WHAT IS REQUIRED: Return the entries below in their exact form, leaving the pictures out.

(Stored records)
──────

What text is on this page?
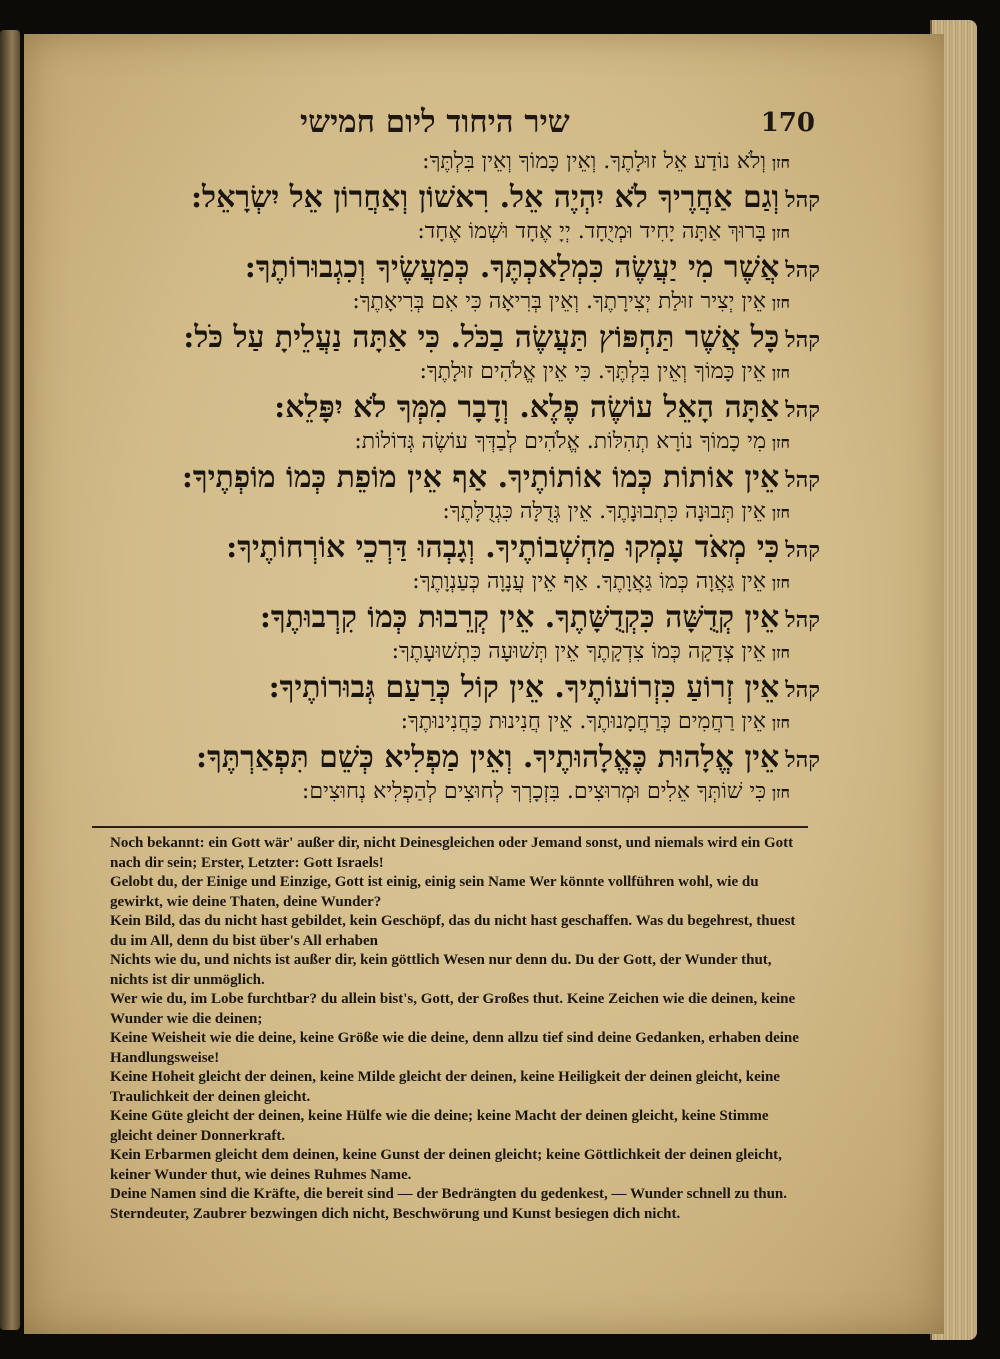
שיר היחוד ליום חמישי	170
חזןוְלֹא נוֹדַע אֵל זוּלָתֶךָ. וְאֵין כָּמוֹךָ וְאֵין בִּלְתֶּךָ:
קהלוְגַם אַחֲרֶיךָ לֹא יִהְיֶה אֵל. רִאשׁוֹן וְאַחֲרוֹן אֵל יִשְׂרָאֵל:
חזןבָּרוּךְ אַתָּה יָחִיד וּמְיֻחָד. יְיָ אֶחָד וּשְׁמוֹ אֶחָד:
קהלאֲשֶׁר מִי יַעֲשֶׂה כִּמְלַאכְתֶּךָ. כְּמַעֲשֶׂיךָ וְכִגְבוּרוֹתֶךָ:
חזןאֵין יְצִיר זוּלַת יְצִירָתֶךָ. וְאֵין בְּרִיאָה כִּי אִם בְּרִיאָתֶךָ:
קהלכָּל אֲשֶׁר תַּחְפּוֹץ תַּעֲשֶׂה בַכֹּל. כִּי אַתָּה נַעֲלֵיתָ עַל כֹּל:
חזןאֵין כָּמוֹךָ וְאֵין בִּלְתֶּךָ. כִּי אֵין אֱלֹהִים זוּלָתֶךָ:
קהלאַתָּה הָאֵל עוֹשֶׂה פֶלֶא. וְדָבָר מִמְּךָ לֹא יִפָּלֵא:
חזןמִי כָמוֹךָ נוֹרָא תְהִלּוֹת. אֱלֹהִים לְבַדְּךָ עוֹשֶׂה גְּדוֹלוֹת:
קהלאֵין אוֹתוֹת כְּמוֹ אוֹתוֹתֶיךָ. אַף אֵין מוֹפֵת כְּמוֹ מוֹפְתֶיךָ:
חזןאֵין תְּבוּנָה כִּתְבוּנָתֶךָ. אֵין גְּדֻלָּה כִּגְדֻלָּתֶךָ:
קהלכִּי מְאֹד עָמְקוּ מַחְשְׁבוֹתֶיךָ. וְגָבְהוּ דַּרְכֵי אוֹרְחוֹתֶיךָ:
חזןאֵין גַּאֲוָה כְּמוֹ גַּאֲוָתֶךָ. אַף אֵין עֲנָוָה כְּעַנְוָתֶךָ:
קהלאֵין קְדֻשָּׁה כִּקְדֻשָּׁתֶךָ. אֵין קְרֵבוּת כְּמוֹ קִרְבוּתֶךָ:
חזןאֵין צְדָקָה כְּמוֹ צִדְקָתֶךָ אֵין תְּשׁוּעָה כִּתְשׁוּעָתֶךָ:
קהלאֵין זְרוֹעַ כִּזְרוֹעוֹתֶיךָ. אֵין קוֹל כְּרַעַם גְּבוּרוֹתֶיךָ:
חזןאֵין רַחֲמִים כְּרַחֲמָנוּתֶךָ. אֵין חֲנִינוּת כַּחֲנִינוּתֶךָ:
קהלאֵין אֱלָהוּת כֶּאֱלָהוּתֶיךָ. וְאֵין מַפְלִיא כְּשֵׁם תִּפְאַרְתֶּךָ:
חזןכִּי שׁוֹתְּךָ אֵלִים וּמְרוּצִים. בִּזְכָרְךָ לְחוּצִים לְהַפְלִיא נְחוּצִים:
Noch bekannt: ein Gott wär' außer dir, nicht Deinesgleichen oder Jemand sonst, und niemals wird ein Gott nach dir sein; Erster, Letzter: Gott Israels!
Gelobt du, der Einige und Einzige, Gott ist einig, einig sein Name Wer könnte vollführen wohl, wie du gewirkt, wie deine Thaten, deine Wunder?
Kein Bild, das du nicht hast gebildet, kein Geschöpf, das du nicht hast geschaffen. Was du begehrest, thuest du im All, denn du bist über's All erhaben
Nichts wie du, und nichts ist außer dir, kein göttlich Wesen nur denn du. Du der Gott, der Wunder thut, nichts ist dir unmöglich.
Wer wie du, im Lobe furchtbar? du allein bist's, Gott, der Großes thut. Keine Zeichen wie die deinen, keine Wunder wie die deinen;
Keine Weisheit wie die deine, keine Größe wie die deine, denn allzu tief sind deine Gedanken, erhaben deine Handlungsweise!
Keine Hoheit gleicht der deinen, keine Milde gleicht der deinen, keine Heiligkeit der deinen gleicht, keine Traulichkeit der deinen gleicht.
Keine Güte gleicht der deinen, keine Hülfe wie die deine; keine Macht der deinen gleicht, keine Stimme gleicht deiner Donnerkraft.
Kein Erbarmen gleicht dem deinen, keine Gunst der deinen gleicht; keine Göttlichkeit der deinen gleicht, keiner Wunder thut, wie deines Ruhmes Name.
Deine Namen sind die Kräfte, die bereit sind — der Bedrängten du gedenkest, — Wunder schnell zu thun. Sterndeuter, Zaubrer bezwingen dich nicht, Beschwörung und Kunst besiegen dich nicht.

──────

SOLUTION FOR THIS TASK:
What text is on this page?
שיר היחוד ליום חמישי	170
חזןוְלֹא נוֹדַע אֵל זוּלָתֶךָ. וְאֵין כָּמוֹךָ וְאֵין בִּלְתֶּךָ:
קהלוְגַם אַחֲרֶיךָ לֹא יִהְיֶה אֵל. רִאשׁוֹן וְאַחֲרוֹן אֵל יִשְׂרָאֵל:
חזןבָּרוּךְ אַתָּה יָחִיד וּמְיֻחָד. יְיָ אֶחָד וּשְׁמוֹ אֶחָד:
קהלאֲשֶׁר מִי יַעֲשֶׂה כִּמְלַאכְתֶּךָ. כְּמַעֲשֶׂיךָ וְכִגְבוּרוֹתֶךָ:
חזןאֵין יְצִיר זוּלַת יְצִירָתֶךָ. וְאֵין בְּרִיאָה כִּי אִם בְּרִיאָתֶךָ:
קהלכָּל אֲשֶׁר תַּחְפּוֹץ תַּעֲשֶׂה בַכֹּל. כִּי אַתָּה נַעֲלֵיתָ עַל כֹּל:
חזןאֵין כָּמוֹךָ וְאֵין בִּלְתֶּךָ. כִּי אֵין אֱלֹהִים זוּלָתֶךָ:
קהלאַתָּה הָאֵל עוֹשֶׂה פֶלֶא. וְדָבָר מִמְּךָ לֹא יִפָּלֵא:
חזןמִי כָמוֹךָ נוֹרָא תְהִלּוֹת. אֱלֹהִים לְבַדְּךָ עוֹשֶׂה גְּדוֹלוֹת:
קהלאֵין אוֹתוֹת כְּמוֹ אוֹתוֹתֶיךָ. אַף אֵין מוֹפֵת כְּמוֹ מוֹפְתֶיךָ:
חזןאֵין תְּבוּנָה כִּתְבוּנָתֶךָ. אֵין גְּדֻלָּה כִּגְדֻלָּתֶךָ:
קהלכִּי מְאֹד עָמְקוּ מַחְשְׁבוֹתֶיךָ. וְגָבְהוּ דַּרְכֵי אוֹרְחוֹתֶיךָ:
חזןאֵין גַּאֲוָה כְּמוֹ גַּאֲוָתֶךָ. אַף אֵין עֲנָוָה כְּעַנְוָתֶךָ:
קהלאֵין קְדֻשָּׁה כִּקְדֻשָּׁתֶךָ. אֵין קְרֵבוּת כְּמוֹ קִרְבוּתֶךָ:
חזןאֵין צְדָקָה כְּמוֹ צִדְקָתֶךָ אֵין תְּשׁוּעָה כִּתְשׁוּעָתֶךָ:
קהלאֵין זְרוֹעַ כִּזְרוֹעוֹתֶיךָ. אֵין קוֹל כְּרַעַם גְּבוּרוֹתֶיךָ:
חזןאֵין רַחֲמִים כְּרַחֲמָנוּתֶךָ. אֵין חֲנִינוּת כַּחֲנִינוּתֶךָ:
קהלאֵין אֱלָהוּת כֶּאֱלָהוּתֶיךָ. וְאֵין מַפְלִיא כְּשֵׁם תִּפְאַרְתֶּךָ:
חזןכִּי שׁוֹתְּךָ אֵלִים וּמְרוּצִים. בִּזְכָרְךָ לְחוּצִים לְהַפְלִיא נְחוּצִים:
Noch bekannt: ein Gott wär' außer dir, nicht Deinesgleichen oder Jemand sonst, und niemals wird ein Gott nach dir sein; Erster, Letzter: Gott Israels!
Gelobt du, der Einige und Einzige, Gott ist einig, einig sein Name Wer könnte vollführen wohl, wie du gewirkt, wie deine Thaten, deine Wunder?
Kein Bild, das du nicht hast gebildet, kein Geschöpf, das du nicht hast geschaffen. Was du begehrest, thuest du im All, denn du bist über's All erhaben
Nichts wie du, und nichts ist außer dir, kein göttlich Wesen nur denn du. Du der Gott, der Wunder thut, nichts ist dir unmöglich.
Wer wie du, im Lobe furchtbar? du allein bist's, Gott, der Großes thut. Keine Zeichen wie die deinen, keine Wunder wie die deinen;
Keine Weisheit wie die deine, keine Größe wie die deine, denn allzu tief sind deine Gedanken, erhaben deine Handlungsweise!
Keine Hoheit gleicht der deinen, keine Milde gleicht der deinen, keine Heiligkeit der deinen gleicht, keine Traulichkeit der deinen gleicht.
Keine Güte gleicht der deinen, keine Hülfe wie die deine; keine Macht der deinen gleicht, keine Stimme gleicht deiner Donnerkraft.
Kein Erbarmen gleicht dem deinen, keine Gunst der deinen gleicht; keine Göttlichkeit der deinen gleicht, keiner Wunder thut, wie deines Ruhmes Name.
Deine Namen sind die Kräfte, die bereit sind — der Bedrängten du gedenkest, — Wunder schnell zu thun. Sterndeuter, Zaubrer bezwingen dich nicht, Beschwörung und Kunst besiegen dich nicht.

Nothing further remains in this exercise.